Scan the data. Collect each line that contains the word "text".
## Begin RECORDS
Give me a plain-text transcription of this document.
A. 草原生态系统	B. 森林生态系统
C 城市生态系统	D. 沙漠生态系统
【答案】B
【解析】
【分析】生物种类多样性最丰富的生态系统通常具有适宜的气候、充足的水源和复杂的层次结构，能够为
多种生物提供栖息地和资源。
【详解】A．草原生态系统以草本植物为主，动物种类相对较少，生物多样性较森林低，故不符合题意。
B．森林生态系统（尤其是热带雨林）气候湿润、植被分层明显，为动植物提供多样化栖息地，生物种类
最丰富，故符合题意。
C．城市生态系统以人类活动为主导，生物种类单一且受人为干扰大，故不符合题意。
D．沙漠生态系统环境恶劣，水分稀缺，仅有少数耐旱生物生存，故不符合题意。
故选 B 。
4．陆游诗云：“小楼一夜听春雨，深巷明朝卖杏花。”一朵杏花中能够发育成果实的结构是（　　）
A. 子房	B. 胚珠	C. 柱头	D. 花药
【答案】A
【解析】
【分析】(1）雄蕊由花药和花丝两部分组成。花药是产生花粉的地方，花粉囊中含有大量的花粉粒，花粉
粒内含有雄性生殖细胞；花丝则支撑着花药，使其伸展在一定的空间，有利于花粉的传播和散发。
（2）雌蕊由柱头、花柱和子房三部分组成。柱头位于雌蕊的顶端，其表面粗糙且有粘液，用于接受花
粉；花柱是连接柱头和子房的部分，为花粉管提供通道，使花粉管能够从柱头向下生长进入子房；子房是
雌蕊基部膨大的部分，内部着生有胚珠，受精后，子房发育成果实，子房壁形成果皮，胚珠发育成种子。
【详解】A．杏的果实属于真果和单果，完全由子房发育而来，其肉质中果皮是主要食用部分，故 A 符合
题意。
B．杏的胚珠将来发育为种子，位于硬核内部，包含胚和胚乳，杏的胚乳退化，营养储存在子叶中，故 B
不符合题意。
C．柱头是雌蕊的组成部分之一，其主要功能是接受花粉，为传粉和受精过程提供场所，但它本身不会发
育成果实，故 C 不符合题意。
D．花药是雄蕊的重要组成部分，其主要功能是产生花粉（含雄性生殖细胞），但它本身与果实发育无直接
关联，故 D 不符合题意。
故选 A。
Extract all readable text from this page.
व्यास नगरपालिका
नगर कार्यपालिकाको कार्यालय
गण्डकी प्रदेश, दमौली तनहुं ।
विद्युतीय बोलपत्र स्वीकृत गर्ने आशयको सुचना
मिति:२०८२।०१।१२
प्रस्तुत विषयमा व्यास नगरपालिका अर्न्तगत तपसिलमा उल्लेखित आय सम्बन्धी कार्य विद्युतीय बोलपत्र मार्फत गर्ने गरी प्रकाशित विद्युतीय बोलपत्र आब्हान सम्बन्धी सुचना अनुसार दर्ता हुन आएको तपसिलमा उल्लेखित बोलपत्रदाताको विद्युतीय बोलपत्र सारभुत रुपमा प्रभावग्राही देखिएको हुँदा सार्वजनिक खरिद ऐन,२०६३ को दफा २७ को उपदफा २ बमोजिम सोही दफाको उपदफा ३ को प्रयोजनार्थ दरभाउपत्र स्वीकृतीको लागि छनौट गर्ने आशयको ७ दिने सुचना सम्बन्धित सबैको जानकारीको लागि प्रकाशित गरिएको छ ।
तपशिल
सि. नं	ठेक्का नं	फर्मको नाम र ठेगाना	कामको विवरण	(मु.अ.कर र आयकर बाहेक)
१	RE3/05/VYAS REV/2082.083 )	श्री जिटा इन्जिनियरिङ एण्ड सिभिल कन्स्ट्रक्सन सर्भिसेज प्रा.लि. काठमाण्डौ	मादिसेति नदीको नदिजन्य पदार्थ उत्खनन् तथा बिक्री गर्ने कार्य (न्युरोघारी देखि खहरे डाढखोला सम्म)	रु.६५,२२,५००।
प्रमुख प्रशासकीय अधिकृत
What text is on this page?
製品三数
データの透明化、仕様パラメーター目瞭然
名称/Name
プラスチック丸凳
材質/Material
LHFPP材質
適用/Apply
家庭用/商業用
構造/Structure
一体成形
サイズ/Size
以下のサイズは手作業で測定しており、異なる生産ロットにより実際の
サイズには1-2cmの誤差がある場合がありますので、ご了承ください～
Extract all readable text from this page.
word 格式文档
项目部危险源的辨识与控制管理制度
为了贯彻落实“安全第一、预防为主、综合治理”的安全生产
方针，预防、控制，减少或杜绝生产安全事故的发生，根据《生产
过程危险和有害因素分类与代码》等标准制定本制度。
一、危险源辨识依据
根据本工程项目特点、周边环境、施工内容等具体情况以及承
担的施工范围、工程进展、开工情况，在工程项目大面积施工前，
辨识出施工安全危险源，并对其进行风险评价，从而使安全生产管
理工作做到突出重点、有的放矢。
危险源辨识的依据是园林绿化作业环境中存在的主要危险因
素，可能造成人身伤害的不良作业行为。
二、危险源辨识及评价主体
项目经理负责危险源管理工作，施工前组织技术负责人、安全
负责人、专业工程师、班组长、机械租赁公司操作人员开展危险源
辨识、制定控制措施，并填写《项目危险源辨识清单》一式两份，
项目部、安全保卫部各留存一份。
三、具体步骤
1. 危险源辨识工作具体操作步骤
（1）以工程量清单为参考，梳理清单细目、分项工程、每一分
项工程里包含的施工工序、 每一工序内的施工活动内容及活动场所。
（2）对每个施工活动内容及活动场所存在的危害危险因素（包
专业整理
## End RECORDS
THE OUTPUT:
Give me a plain-text transcription of this document.
Extract all readable text from this page.
What text is on this page?
Extract all readable text from this page.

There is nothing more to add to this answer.